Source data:
>> BEGIN

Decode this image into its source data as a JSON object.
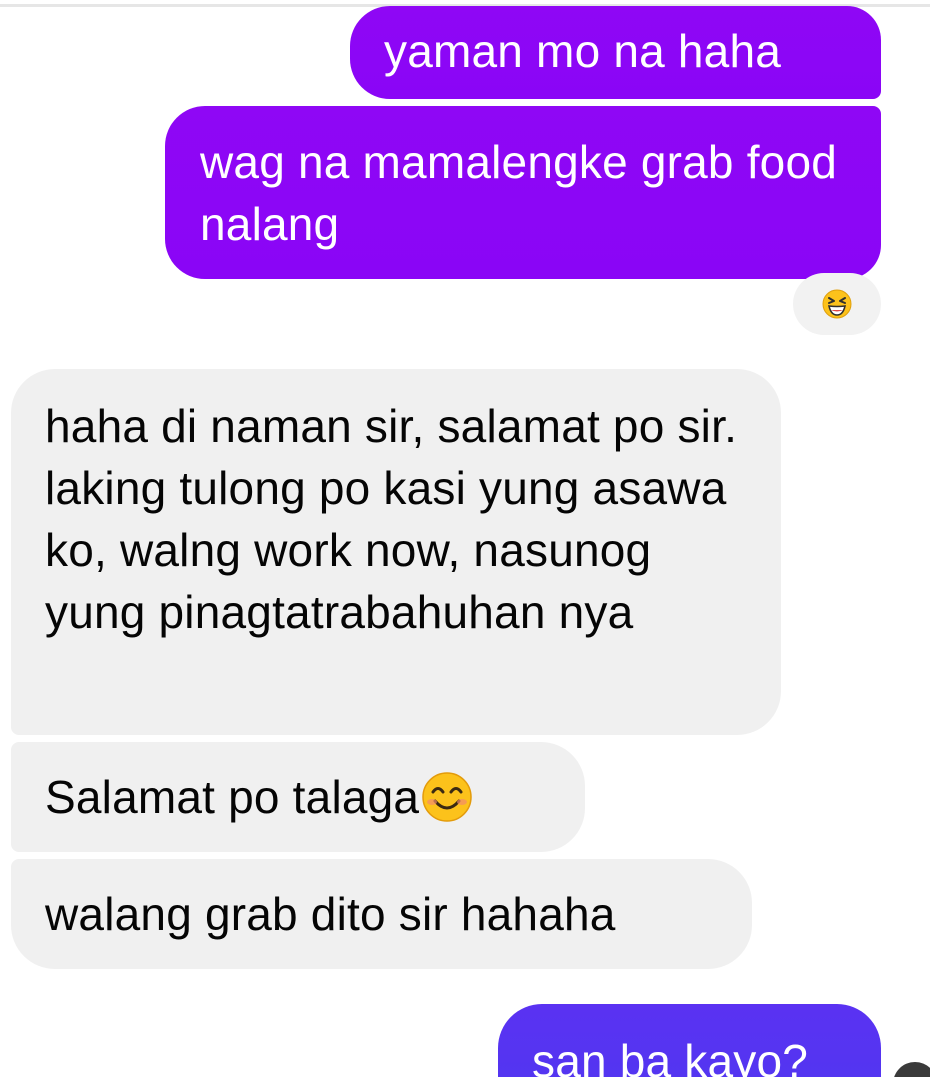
{
  "messages_sent": [
    {
      "text": "yaman mo na haha"
    },
    {
      "text": "wag na mamalengke grab food nalang"
    },
    {
      "text": "san ba kayo?"
    }
  ],
  "reaction": {
    "icon": "laughing-face-emoji"
  },
  "messages_received": [
    {
      "text": "haha di naman sir, salamat po sir. laking tulong po kasi yung asawa ko, walng work now, nasunog yung pinagtatrabahuhan nya"
    },
    {
      "text": "Salamat po talaga",
      "emoji": "smiling-face-emoji"
    },
    {
      "text": "walang grab dito sir hahaha"
    }
  ],
  "colors": {
    "sent_bubble": "#8a05f6",
    "sent_bubble_latest": "#5436f1",
    "received_bubble": "#f0f0f0",
    "received_text": "#050505",
    "sent_text": "#ffffff"
  }
}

>> END

Given task:
Quote all of the entries word for word, omitting any pictures.

Expected output:
Decode this image into its source data as a JSON object.
{
  "messages_sent": [
    {
      "text": "yaman mo na haha"
    },
    {
      "text": "wag na mamalengke grab food nalang"
    },
    {
      "text": "san ba kayo?"
    }
  ],
  "reaction": {
    "icon": "laughing-face-emoji"
  },
  "messages_received": [
    {
      "text": "haha di naman sir, salamat po sir. laking tulong po kasi yung asawa ko, walng work now, nasunog yung pinagtatrabahuhan nya"
    },
    {
      "text": "Salamat po talaga",
      "emoji": "smiling-face-emoji"
    },
    {
      "text": "walang grab dito sir hahaha"
    }
  ],
  "colors": {
    "sent_bubble": "#8a05f6",
    "sent_bubble_latest": "#5436f1",
    "received_bubble": "#f0f0f0",
    "received_text": "#050505",
    "sent_text": "#ffffff"
  }
}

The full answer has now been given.